WHAT IS REQUIRED: Copy each line where the word "this" occurs.

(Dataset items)
_ _ _ _ _

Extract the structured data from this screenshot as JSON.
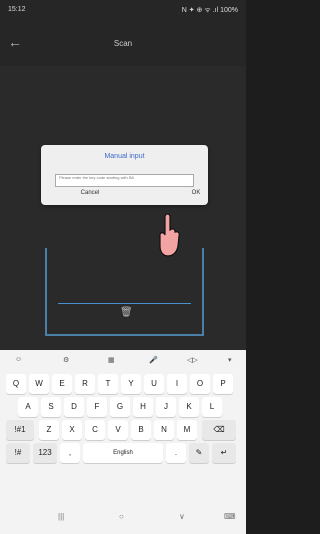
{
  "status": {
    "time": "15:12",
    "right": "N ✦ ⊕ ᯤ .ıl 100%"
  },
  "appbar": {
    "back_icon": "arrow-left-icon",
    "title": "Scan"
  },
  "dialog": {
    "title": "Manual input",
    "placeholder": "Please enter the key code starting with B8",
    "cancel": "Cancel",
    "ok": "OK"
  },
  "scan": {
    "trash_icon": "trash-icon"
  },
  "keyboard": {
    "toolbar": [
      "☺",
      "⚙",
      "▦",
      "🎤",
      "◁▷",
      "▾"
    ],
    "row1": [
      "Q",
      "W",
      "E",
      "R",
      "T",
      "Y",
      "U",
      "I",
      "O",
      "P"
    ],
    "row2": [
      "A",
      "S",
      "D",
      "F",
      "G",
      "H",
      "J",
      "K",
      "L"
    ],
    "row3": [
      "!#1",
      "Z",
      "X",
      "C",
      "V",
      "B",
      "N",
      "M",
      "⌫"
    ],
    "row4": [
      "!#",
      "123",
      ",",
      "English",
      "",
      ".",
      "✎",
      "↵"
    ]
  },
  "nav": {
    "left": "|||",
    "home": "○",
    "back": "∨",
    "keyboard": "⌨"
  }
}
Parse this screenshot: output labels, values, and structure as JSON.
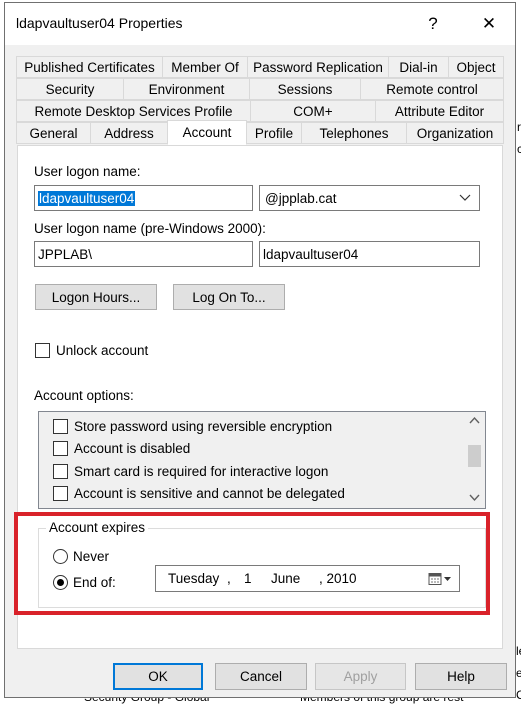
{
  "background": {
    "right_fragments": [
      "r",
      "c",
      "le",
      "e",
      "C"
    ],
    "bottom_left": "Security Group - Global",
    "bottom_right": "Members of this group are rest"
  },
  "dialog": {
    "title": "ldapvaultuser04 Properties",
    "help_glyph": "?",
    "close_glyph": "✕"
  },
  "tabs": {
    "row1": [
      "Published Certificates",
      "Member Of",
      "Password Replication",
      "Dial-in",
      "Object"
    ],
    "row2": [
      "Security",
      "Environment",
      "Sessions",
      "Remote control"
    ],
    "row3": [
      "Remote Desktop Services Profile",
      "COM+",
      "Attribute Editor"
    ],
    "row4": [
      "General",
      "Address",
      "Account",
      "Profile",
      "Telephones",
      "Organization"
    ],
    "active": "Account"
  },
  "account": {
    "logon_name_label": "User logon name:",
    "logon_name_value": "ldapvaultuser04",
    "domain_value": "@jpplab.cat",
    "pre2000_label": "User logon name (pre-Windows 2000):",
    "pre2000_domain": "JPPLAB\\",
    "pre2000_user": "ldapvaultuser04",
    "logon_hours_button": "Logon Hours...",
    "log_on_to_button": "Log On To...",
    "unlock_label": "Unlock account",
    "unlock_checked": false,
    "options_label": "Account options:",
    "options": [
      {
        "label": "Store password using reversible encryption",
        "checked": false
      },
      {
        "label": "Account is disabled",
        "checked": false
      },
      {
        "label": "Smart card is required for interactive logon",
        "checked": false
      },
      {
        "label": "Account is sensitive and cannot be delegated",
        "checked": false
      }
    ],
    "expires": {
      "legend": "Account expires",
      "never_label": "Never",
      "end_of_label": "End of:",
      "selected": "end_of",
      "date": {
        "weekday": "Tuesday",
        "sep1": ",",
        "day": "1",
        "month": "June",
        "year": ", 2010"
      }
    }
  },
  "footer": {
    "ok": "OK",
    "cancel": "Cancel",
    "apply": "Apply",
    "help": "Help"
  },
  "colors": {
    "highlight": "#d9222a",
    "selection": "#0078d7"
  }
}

_ _ _ _ _

WRITTEN ANSWER:
Extract the structured data from this screenshot as JSON.
Parse this screenshot: output labels, values, and structure as JSON.
    "bottom_right": "Members of this group are rest"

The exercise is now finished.